• **Aim of the task**
Determine how many lines in these records hold "overseas". Only the number is wanted.
++++ Material provided ++++
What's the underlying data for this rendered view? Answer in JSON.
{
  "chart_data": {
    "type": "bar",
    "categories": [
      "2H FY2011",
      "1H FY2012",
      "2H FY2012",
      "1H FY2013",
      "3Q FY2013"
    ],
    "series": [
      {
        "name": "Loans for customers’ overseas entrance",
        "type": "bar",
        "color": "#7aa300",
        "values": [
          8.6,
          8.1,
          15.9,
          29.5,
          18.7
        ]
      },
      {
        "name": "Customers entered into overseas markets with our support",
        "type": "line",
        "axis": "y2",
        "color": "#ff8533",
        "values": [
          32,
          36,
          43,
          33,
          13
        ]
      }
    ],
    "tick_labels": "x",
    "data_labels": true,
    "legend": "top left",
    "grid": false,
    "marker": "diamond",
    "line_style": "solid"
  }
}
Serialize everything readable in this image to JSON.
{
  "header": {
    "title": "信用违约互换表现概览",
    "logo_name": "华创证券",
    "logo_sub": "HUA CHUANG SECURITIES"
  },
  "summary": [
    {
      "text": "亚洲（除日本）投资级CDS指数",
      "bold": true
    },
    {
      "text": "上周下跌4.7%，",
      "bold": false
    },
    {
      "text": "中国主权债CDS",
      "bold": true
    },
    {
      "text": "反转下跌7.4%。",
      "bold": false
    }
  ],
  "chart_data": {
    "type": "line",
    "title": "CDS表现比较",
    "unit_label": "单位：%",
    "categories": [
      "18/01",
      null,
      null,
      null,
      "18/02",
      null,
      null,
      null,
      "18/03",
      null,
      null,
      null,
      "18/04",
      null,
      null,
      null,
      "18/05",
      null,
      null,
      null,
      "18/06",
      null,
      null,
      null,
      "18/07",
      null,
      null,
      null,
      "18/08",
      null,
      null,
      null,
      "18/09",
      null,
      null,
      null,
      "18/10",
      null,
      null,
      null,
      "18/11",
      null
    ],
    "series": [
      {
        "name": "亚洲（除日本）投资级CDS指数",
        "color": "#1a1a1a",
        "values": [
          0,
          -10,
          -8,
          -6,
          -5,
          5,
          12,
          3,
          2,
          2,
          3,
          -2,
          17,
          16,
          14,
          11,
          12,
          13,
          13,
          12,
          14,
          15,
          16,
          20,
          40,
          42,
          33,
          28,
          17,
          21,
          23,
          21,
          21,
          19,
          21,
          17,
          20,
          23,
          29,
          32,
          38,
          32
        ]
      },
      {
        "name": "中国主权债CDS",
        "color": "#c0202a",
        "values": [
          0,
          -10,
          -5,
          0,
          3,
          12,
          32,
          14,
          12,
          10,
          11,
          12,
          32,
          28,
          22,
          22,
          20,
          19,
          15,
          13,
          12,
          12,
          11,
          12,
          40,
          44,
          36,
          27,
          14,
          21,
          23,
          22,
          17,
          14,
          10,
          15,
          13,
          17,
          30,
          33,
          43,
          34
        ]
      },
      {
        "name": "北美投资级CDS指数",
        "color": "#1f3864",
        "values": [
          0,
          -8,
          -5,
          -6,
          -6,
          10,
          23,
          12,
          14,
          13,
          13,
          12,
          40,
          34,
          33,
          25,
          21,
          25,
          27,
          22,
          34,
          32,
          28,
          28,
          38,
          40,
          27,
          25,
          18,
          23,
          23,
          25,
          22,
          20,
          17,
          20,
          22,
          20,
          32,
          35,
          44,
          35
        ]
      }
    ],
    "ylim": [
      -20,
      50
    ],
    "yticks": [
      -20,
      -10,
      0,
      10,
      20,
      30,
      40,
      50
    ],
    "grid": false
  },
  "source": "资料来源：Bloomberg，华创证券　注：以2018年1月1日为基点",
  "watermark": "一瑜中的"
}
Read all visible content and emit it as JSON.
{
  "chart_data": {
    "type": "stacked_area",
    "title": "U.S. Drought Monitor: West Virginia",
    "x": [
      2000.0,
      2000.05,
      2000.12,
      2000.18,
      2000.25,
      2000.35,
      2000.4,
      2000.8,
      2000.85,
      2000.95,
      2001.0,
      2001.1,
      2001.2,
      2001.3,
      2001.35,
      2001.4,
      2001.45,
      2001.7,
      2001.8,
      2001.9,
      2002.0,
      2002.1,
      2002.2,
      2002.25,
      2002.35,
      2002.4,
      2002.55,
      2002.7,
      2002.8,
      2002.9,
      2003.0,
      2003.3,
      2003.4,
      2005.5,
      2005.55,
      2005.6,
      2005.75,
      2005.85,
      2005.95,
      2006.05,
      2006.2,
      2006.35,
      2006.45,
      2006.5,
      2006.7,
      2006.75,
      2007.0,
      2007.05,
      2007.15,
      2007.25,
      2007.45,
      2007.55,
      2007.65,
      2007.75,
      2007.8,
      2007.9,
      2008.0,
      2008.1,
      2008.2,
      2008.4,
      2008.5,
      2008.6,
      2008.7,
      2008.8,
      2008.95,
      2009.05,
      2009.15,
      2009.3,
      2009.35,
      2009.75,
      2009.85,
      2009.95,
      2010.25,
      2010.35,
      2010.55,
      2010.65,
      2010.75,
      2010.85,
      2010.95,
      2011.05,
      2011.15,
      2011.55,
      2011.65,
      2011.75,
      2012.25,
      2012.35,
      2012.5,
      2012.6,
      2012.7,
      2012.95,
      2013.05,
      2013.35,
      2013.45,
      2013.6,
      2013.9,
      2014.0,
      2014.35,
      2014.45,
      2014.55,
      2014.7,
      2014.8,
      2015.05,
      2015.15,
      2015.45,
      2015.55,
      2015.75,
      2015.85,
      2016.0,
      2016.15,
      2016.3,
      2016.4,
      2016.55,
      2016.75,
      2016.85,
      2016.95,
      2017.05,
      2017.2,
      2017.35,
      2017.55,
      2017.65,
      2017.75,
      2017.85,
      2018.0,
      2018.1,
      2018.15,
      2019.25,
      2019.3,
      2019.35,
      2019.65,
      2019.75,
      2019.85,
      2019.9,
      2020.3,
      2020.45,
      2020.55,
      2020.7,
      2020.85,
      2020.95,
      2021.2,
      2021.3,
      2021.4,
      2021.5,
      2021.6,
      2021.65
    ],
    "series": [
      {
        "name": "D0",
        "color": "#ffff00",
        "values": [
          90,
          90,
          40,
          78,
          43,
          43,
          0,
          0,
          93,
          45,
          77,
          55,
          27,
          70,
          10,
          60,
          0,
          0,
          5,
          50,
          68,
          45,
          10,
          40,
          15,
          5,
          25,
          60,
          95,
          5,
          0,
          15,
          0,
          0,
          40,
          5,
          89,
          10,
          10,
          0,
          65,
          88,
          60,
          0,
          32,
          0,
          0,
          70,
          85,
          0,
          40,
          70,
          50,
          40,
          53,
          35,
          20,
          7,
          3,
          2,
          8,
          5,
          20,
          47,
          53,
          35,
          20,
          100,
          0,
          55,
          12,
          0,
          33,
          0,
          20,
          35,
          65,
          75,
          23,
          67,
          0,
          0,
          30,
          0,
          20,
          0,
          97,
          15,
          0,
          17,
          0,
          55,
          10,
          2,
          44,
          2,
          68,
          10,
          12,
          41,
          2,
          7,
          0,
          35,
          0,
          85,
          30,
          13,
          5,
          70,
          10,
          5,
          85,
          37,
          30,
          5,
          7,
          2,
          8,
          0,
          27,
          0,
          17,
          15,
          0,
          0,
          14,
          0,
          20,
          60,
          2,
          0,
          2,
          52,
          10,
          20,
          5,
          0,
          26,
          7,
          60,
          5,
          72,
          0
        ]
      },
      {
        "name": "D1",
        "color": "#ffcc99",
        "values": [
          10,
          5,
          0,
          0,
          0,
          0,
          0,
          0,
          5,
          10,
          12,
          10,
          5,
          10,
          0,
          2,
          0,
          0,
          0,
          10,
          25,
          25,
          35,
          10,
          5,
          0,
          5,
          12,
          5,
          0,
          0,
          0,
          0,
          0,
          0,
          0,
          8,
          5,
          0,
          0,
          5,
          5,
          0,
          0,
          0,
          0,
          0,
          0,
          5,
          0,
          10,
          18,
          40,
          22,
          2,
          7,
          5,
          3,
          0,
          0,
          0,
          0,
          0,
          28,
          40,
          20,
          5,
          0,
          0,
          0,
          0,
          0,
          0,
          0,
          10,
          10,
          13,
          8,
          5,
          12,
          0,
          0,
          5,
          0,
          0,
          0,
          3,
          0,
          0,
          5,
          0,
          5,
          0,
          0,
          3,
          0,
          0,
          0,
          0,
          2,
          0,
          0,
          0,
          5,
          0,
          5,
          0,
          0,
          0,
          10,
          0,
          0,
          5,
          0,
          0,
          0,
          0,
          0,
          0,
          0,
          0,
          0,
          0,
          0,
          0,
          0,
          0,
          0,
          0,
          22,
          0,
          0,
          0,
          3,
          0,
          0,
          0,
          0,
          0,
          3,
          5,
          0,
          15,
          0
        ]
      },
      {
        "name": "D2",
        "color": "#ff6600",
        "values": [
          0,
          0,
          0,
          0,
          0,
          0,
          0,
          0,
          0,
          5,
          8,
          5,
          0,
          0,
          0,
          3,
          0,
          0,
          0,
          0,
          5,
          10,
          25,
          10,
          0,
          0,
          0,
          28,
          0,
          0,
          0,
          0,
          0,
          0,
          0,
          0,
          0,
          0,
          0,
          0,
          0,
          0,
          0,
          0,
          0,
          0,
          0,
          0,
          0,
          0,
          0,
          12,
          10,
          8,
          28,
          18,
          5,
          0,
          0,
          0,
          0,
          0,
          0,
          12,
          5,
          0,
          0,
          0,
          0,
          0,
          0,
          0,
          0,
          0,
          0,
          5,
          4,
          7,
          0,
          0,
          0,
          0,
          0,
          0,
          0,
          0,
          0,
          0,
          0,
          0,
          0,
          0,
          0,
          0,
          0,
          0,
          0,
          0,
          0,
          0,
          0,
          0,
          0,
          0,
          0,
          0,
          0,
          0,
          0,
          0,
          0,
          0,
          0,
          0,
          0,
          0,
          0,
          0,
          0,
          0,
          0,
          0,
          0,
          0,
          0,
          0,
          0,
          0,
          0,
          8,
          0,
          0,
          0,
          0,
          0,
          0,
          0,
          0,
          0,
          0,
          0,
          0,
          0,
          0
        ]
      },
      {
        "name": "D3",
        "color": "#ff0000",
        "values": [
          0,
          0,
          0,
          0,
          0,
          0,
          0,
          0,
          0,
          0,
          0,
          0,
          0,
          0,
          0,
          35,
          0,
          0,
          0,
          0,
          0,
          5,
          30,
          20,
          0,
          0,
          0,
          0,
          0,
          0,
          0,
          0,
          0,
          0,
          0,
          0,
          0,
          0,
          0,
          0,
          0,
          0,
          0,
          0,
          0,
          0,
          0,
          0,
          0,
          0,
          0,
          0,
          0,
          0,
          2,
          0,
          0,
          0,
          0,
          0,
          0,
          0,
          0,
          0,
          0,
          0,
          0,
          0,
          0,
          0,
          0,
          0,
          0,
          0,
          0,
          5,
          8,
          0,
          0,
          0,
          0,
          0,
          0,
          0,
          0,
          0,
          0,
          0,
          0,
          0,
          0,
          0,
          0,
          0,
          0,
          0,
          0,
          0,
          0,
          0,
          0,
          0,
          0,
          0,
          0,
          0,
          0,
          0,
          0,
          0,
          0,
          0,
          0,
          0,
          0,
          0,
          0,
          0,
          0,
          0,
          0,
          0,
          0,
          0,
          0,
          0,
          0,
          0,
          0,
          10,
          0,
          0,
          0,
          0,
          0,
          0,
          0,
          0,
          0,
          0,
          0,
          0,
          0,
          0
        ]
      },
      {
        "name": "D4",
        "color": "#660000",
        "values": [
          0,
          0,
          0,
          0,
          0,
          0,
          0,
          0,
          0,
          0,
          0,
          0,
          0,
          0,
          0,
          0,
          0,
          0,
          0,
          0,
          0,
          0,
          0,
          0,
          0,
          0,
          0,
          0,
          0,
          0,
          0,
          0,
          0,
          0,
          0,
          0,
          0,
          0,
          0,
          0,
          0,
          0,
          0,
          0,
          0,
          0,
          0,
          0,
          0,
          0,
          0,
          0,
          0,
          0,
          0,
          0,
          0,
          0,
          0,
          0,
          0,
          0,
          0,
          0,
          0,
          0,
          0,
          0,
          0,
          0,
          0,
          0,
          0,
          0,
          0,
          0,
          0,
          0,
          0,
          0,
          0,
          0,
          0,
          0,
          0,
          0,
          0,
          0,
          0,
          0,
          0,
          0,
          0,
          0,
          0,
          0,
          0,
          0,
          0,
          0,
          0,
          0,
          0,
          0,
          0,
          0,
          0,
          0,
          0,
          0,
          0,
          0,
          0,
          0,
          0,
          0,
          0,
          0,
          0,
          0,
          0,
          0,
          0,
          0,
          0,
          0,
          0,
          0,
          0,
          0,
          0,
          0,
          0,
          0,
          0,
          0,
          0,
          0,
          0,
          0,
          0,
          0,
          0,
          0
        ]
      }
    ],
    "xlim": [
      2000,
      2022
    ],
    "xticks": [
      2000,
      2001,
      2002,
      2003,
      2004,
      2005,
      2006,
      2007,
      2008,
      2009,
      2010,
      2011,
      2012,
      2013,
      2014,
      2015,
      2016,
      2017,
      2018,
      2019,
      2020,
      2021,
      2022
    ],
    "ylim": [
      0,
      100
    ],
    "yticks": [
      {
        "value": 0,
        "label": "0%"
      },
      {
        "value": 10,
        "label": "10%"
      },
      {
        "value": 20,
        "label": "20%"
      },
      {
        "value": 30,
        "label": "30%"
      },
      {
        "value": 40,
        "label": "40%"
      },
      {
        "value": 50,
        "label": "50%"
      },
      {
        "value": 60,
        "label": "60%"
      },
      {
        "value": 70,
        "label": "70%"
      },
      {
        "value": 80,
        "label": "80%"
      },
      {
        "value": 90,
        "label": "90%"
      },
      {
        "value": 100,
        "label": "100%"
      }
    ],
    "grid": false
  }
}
++++
• **Exercise result**
2